▶ What is expected: Reproduce all records verbatim.

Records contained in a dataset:
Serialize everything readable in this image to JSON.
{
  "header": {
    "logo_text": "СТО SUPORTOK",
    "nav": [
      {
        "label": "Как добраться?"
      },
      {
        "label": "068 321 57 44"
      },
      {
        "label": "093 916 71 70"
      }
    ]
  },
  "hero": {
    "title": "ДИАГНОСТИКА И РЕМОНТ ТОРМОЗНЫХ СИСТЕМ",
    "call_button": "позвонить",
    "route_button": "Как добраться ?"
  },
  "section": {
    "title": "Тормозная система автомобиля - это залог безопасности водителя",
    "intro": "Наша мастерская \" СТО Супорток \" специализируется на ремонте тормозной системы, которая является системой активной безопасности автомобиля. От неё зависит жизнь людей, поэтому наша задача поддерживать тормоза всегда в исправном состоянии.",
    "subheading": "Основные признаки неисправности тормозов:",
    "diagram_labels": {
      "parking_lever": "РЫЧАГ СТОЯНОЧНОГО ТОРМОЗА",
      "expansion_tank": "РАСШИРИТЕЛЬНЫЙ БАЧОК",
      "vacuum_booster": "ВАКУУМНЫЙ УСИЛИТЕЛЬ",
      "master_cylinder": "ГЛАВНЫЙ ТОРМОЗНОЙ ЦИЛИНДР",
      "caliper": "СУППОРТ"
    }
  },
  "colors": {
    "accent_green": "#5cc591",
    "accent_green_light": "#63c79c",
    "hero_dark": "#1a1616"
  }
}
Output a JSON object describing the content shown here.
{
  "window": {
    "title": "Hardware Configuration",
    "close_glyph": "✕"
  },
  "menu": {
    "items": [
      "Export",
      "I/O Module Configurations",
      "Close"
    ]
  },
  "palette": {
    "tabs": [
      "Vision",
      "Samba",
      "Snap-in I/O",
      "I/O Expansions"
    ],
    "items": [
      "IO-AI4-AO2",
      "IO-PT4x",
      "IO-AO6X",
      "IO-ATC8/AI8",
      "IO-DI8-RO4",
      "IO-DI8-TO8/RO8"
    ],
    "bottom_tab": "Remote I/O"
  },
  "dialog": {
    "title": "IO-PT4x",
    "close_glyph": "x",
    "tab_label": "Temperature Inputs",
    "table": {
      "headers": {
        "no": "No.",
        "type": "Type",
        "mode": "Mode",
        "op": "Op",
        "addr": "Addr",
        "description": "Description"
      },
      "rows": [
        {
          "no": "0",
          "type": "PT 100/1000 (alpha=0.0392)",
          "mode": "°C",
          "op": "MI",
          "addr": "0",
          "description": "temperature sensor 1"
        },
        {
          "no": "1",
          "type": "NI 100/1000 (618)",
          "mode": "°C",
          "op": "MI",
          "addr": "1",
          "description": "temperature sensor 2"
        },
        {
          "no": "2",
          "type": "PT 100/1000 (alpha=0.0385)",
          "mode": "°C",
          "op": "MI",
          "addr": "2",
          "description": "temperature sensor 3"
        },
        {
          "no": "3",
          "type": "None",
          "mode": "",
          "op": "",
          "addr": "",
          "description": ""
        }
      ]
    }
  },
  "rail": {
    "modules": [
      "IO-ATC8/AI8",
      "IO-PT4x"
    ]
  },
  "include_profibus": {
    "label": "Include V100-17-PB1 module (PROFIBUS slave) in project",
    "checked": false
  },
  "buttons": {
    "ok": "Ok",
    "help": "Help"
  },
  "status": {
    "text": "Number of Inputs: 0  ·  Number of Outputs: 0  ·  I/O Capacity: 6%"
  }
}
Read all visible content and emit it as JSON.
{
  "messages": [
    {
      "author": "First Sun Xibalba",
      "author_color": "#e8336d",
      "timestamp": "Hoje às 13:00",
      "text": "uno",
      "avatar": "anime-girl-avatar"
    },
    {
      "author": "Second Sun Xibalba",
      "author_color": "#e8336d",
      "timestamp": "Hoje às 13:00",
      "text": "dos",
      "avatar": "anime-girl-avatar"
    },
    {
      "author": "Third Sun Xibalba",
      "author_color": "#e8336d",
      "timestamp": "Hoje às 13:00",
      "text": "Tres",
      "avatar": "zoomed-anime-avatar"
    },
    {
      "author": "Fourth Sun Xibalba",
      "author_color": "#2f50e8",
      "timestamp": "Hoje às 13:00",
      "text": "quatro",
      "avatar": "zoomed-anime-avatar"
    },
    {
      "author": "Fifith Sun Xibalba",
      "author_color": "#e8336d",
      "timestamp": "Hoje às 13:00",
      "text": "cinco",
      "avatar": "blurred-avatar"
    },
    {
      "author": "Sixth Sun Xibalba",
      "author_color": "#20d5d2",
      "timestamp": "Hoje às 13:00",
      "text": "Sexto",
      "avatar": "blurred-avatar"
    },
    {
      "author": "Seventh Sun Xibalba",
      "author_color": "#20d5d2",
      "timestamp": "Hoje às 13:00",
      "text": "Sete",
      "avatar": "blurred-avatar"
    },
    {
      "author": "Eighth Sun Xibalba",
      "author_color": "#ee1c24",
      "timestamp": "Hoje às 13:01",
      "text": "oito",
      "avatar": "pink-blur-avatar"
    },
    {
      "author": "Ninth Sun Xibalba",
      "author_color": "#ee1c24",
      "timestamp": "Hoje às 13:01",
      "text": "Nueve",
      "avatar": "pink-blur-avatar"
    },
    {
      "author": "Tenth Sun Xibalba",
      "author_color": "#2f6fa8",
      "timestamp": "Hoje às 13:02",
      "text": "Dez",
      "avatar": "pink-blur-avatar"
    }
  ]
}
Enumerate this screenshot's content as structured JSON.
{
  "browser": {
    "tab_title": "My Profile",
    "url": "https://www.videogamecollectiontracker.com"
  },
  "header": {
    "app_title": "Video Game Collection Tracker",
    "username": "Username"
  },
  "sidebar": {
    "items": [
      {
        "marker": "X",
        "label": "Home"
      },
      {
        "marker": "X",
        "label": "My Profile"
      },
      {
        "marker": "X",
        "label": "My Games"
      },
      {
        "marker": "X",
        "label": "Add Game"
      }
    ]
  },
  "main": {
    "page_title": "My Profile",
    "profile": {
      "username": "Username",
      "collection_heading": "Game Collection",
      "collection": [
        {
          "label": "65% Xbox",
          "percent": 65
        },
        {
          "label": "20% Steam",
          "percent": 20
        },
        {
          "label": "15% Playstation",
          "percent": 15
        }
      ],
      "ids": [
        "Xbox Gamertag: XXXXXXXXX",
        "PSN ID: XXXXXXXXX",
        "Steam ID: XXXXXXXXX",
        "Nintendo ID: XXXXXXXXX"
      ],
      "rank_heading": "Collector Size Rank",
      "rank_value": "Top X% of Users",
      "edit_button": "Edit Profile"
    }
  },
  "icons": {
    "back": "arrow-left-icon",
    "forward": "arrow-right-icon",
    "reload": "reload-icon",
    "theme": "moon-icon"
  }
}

▶ Response to this task:
Serialize everything readable in this image to JSON.
{
  "header": {
    "logo_text": "СТО SUPORTOK",
    "nav": [
      {
        "label": "Как добраться?"
      },
      {
        "label": "068 321 57 44"
      },
      {
        "label": "093 916 71 70"
      }
    ]
  },
  "hero": {
    "title": "ДИАГНОСТИКА И РЕМОНТ ТОРМОЗНЫХ СИСТЕМ",
    "call_button": "позвонить",
    "route_button": "Как добраться ?"
  },
  "section": {
    "title": "Тормозная система автомобиля - это залог безопасности водителя",
    "intro": "Наша мастерская \" СТО Супорток \" специализируется на ремонте тормозной системы, которая является системой активной безопасности автомобиля. От неё зависит жизнь людей, поэтому наша задача поддерживать тормоза всегда в исправном состоянии.",
    "subheading": "Основные признаки неисправности тормозов:",
    "diagram_labels": {
      "parking_lever": "РЫЧАГ СТОЯНОЧНОГО ТОРМОЗА",
      "expansion_tank": "РАСШИРИТЕЛЬНЫЙ БАЧОК",
      "vacuum_booster": "ВАКУУМНЫЙ УСИЛИТЕЛЬ",
      "master_cylinder": "ГЛАВНЫЙ ТОРМОЗНОЙ ЦИЛИНДР",
      "caliper": "СУППОРТ"
    }
  },
  "colors": {
    "accent_green": "#5cc591",
    "accent_green_light": "#63c79c",
    "hero_dark": "#1a1616"
  }
}
Output a JSON object describing the content shown here.
{
  "window": {
    "title": "Hardware Configuration",
    "close_glyph": "✕"
  },
  "menu": {
    "items": [
      "Export",
      "I/O Module Configurations",
      "Close"
    ]
  },
  "palette": {
    "tabs": [
      "Vision",
      "Samba",
      "Snap-in I/O",
      "I/O Expansions"
    ],
    "items": [
      "IO-AI4-AO2",
      "IO-PT4x",
      "IO-AO6X",
      "IO-ATC8/AI8",
      "IO-DI8-RO4",
      "IO-DI8-TO8/RO8"
    ],
    "bottom_tab": "Remote I/O"
  },
  "dialog": {
    "title": "IO-PT4x",
    "close_glyph": "x",
    "tab_label": "Temperature Inputs",
    "table": {
      "headers": {
        "no": "No.",
        "type": "Type",
        "mode": "Mode",
        "op": "Op",
        "addr": "Addr",
        "description": "Description"
      },
      "rows": [
        {
          "no": "0",
          "type": "PT 100/1000 (alpha=0.0392)",
          "mode": "°C",
          "op": "MI",
          "addr": "0",
          "description": "temperature sensor 1"
        },
        {
          "no": "1",
          "type": "NI 100/1000 (618)",
          "mode": "°C",
          "op": "MI",
          "addr": "1",
          "description": "temperature sensor 2"
        },
        {
          "no": "2",
          "type": "PT 100/1000 (alpha=0.0385)",
          "mode": "°C",
          "op": "MI",
          "addr": "2",
          "description": "temperature sensor 3"
        },
        {
          "no": "3",
          "type": "None",
          "mode": "",
          "op": "",
          "addr": "",
          "description": ""
        }
      ]
    }
  },
  "rail": {
    "modules": [
      "IO-ATC8/AI8",
      "IO-PT4x"
    ]
  },
  "include_profibus": {
    "label": "Include V100-17-PB1 module (PROFIBUS slave) in project",
    "checked": false
  },
  "buttons": {
    "ok": "Ok",
    "help": "Help"
  },
  "status": {
    "text": "Number of Inputs: 0  ·  Number of Outputs: 0  ·  I/O Capacity: 6%"
  }
}
Read all visible content and emit it as JSON.
{
  "messages": [
    {
      "author": "First Sun Xibalba",
      "author_color": "#e8336d",
      "timestamp": "Hoje às 13:00",
      "text": "uno",
      "avatar": "anime-girl-avatar"
    },
    {
      "author": "Second Sun Xibalba",
      "author_color": "#e8336d",
      "timestamp": "Hoje às 13:00",
      "text": "dos",
      "avatar": "anime-girl-avatar"
    },
    {
      "author": "Third Sun Xibalba",
      "author_color": "#e8336d",
      "timestamp": "Hoje às 13:00",
      "text": "Tres",
      "avatar": "zoomed-anime-avatar"
    },
    {
      "author": "Fourth Sun Xibalba",
      "author_color": "#2f50e8",
      "timestamp": "Hoje às 13:00",
      "text": "quatro",
      "avatar": "zoomed-anime-avatar"
    },
    {
      "author": "Fifith Sun Xibalba",
      "author_color": "#e8336d",
      "timestamp": "Hoje às 13:00",
      "text": "cinco",
      "avatar": "blurred-avatar"
    },
    {
      "author": "Sixth Sun Xibalba",
      "author_color": "#20d5d2",
      "timestamp": "Hoje às 13:00",
      "text": "Sexto",
      "avatar": "blurred-avatar"
    },
    {
      "author": "Seventh Sun Xibalba",
      "author_color": "#20d5d2",
      "timestamp": "Hoje às 13:00",
      "text": "Sete",
      "avatar": "blurred-avatar"
    },
    {
      "author": "Eighth Sun Xibalba",
      "author_color": "#ee1c24",
      "timestamp": "Hoje às 13:01",
      "text": "oito",
      "avatar": "pink-blur-avatar"
    },
    {
      "author": "Ninth Sun Xibalba",
      "author_color": "#ee1c24",
      "timestamp": "Hoje às 13:01",
      "text": "Nueve",
      "avatar": "pink-blur-avatar"
    },
    {
      "author": "Tenth Sun Xibalba",
      "author_color": "#2f6fa8",
      "timestamp": "Hoje às 13:02",
      "text": "Dez",
      "avatar": "pink-blur-avatar"
    }
  ]
}
Enumerate this screenshot's content as structured JSON.
{
  "browser": {
    "tab_title": "My Profile",
    "url": "https://www.videogamecollectiontracker.com"
  },
  "header": {
    "app_title": "Video Game Collection Tracker",
    "username": "Username"
  },
  "sidebar": {
    "items": [
      {
        "marker": "X",
        "label": "Home"
      },
      {
        "marker": "X",
        "label": "My Profile"
      },
      {
        "marker": "X",
        "label": "My Games"
      },
      {
        "marker": "X",
        "label": "Add Game"
      }
    ]
  },
  "main": {
    "page_title": "My Profile",
    "profile": {
      "username": "Username",
      "collection_heading": "Game Collection",
      "collection": [
        {
          "label": "65% Xbox",
          "percent": 65
        },
        {
          "label": "20% Steam",
          "percent": 20
        },
        {
          "label": "15% Playstation",
          "percent": 15
        }
      ],
      "ids": [
        "Xbox Gamertag: XXXXXXXXX",
        "PSN ID: XXXXXXXXX",
        "Steam ID: XXXXXXXXX",
        "Nintendo ID: XXXXXXXXX"
      ],
      "rank_heading": "Collector Size Rank",
      "rank_value": "Top X% of Users",
      "edit_button": "Edit Profile"
    }
  },
  "icons": {
    "back": "arrow-left-icon",
    "forward": "arrow-right-icon",
    "reload": "reload-icon",
    "theme": "moon-icon"
  }
}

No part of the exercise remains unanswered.